* _YOUR GOAL_: Every line below that holds the string "Maternity" should be copied.
#### MATERIALS PROVIDED ####
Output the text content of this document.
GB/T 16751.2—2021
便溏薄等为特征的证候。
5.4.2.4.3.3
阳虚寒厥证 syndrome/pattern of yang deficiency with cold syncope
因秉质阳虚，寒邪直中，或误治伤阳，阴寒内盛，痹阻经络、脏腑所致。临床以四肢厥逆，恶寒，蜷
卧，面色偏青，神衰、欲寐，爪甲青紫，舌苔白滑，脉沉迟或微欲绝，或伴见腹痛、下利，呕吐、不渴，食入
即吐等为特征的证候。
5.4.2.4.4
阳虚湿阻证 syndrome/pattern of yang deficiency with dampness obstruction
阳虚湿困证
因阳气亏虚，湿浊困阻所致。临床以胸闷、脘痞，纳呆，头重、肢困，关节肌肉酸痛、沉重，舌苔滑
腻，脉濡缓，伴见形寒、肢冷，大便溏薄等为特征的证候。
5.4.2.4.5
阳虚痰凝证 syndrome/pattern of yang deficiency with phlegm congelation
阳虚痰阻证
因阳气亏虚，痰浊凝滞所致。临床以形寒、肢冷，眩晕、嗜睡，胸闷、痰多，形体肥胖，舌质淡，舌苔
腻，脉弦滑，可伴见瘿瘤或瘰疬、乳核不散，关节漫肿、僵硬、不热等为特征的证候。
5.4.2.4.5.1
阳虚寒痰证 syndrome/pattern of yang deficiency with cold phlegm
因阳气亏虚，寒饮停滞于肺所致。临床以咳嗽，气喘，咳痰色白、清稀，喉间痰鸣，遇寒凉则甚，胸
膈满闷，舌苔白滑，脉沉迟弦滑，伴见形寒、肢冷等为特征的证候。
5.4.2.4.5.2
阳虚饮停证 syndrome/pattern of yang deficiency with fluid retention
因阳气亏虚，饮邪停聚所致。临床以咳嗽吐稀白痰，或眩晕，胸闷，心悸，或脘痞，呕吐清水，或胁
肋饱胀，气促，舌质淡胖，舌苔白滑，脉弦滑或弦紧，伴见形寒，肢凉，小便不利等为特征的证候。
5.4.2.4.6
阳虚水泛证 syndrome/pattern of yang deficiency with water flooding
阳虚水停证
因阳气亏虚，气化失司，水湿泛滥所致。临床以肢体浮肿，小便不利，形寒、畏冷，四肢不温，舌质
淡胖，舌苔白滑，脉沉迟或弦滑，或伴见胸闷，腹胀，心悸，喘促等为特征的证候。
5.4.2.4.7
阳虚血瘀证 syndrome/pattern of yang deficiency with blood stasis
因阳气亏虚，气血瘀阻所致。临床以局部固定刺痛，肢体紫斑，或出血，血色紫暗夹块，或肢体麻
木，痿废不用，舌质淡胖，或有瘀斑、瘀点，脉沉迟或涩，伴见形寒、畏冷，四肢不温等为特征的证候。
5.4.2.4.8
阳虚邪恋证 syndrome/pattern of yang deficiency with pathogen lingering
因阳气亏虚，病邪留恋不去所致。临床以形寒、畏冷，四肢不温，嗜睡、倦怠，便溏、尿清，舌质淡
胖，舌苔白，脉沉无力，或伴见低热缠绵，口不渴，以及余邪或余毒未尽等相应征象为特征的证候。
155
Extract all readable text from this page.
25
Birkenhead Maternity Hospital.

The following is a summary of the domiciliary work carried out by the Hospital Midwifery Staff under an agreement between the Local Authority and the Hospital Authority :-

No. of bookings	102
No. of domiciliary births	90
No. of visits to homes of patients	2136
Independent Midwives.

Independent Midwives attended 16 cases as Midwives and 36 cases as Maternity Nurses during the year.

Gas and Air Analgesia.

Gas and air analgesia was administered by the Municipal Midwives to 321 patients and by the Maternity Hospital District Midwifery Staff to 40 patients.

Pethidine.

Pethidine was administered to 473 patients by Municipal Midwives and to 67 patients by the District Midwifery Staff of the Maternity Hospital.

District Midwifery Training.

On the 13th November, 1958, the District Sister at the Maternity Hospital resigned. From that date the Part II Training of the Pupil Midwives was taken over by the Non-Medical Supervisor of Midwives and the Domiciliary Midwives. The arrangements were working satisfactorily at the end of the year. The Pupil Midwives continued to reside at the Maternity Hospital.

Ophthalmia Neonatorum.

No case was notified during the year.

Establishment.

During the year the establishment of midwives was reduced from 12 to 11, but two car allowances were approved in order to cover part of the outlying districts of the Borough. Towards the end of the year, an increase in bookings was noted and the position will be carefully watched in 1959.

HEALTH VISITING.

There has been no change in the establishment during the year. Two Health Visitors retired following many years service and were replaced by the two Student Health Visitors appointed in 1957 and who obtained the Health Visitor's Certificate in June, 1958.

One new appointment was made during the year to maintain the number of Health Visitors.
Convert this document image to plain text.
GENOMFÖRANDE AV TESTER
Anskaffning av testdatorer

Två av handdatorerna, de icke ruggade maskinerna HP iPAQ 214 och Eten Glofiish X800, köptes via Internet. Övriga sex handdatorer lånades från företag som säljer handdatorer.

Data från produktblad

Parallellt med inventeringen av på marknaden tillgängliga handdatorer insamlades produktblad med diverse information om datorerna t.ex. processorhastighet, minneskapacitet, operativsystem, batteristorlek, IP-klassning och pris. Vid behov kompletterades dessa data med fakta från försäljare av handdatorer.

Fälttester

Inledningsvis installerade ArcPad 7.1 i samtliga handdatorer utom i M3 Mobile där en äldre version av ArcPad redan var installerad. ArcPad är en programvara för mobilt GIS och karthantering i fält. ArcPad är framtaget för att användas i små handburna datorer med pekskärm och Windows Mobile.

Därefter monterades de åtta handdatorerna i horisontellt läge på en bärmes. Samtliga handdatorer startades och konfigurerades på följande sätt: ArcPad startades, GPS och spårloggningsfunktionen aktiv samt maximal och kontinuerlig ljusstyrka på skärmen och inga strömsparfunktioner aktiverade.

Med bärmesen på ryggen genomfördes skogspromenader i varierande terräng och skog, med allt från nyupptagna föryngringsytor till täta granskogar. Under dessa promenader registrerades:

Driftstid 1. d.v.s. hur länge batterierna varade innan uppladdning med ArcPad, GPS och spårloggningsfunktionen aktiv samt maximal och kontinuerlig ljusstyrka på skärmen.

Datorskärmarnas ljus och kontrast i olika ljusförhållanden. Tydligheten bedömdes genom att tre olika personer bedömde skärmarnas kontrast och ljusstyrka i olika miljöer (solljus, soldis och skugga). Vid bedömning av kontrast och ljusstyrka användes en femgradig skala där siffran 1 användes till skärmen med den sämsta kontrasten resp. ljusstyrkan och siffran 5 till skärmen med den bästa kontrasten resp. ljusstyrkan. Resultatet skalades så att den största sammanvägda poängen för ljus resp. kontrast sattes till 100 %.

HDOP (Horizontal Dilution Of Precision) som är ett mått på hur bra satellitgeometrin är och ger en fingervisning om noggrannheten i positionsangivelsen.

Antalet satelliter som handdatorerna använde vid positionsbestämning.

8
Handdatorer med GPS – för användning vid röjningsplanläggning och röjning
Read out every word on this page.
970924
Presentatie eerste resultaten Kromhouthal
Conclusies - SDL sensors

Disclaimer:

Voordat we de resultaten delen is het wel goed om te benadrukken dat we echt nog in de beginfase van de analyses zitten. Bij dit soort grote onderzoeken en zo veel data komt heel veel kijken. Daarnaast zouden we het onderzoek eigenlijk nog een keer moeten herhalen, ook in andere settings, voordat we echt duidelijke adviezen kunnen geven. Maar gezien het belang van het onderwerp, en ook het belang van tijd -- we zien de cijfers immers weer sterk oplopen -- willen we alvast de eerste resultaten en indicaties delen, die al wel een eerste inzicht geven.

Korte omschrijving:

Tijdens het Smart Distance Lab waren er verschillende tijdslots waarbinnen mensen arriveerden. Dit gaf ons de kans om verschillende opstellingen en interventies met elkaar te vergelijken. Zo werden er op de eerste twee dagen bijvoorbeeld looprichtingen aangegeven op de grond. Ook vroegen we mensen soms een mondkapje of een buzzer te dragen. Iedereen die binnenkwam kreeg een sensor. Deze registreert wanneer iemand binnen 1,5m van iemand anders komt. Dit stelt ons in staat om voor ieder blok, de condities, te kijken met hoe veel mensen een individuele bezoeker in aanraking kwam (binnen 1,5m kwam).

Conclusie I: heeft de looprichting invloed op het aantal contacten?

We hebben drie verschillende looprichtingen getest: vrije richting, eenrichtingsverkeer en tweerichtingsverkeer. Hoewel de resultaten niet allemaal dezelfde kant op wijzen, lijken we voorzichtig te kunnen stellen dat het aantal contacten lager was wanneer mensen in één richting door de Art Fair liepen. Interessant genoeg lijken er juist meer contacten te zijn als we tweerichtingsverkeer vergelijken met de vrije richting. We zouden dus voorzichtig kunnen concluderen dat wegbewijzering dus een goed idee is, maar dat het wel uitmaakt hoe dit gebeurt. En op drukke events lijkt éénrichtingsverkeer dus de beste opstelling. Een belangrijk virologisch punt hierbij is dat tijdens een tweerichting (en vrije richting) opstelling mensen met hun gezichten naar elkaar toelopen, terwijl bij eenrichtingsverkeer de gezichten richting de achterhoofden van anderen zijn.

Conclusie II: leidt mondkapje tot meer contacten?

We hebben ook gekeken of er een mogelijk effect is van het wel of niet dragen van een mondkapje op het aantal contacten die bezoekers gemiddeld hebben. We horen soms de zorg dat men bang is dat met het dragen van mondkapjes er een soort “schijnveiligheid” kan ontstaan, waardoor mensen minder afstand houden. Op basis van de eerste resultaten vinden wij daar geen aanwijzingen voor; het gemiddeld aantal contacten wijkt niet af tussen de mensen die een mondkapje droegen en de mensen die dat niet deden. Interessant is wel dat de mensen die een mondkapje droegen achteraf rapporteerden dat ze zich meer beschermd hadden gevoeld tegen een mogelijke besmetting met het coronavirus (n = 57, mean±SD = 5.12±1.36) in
####
* _RESPONSE TO THIS EXERCISE_:
Birkenhead Maternity Hospital.
Independent Midwives attended 16 cases as Midwives and 36 cases as Maternity Nurses during the year.
Gas and air analgesia was administered by the Municipal Midwives to 321 patients and by the Maternity Hospital District Midwifery Staff to 40 patients.
Pethidine was administered to 473 patients by Municipal Midwives and to 67 patients by the District Midwifery Staff of the Maternity Hospital.
On the 13th November, 1958, the District Sister at the Maternity Hospital resigned. From that date the Part II Training of the Pupil Midwives was taken over by the Non-Medical Supervisor of Midwives and the Domiciliary Midwives. The arrangements were working satisfactorily at the end of the year. The Pupil Midwives continued to reside at the Maternity Hospital.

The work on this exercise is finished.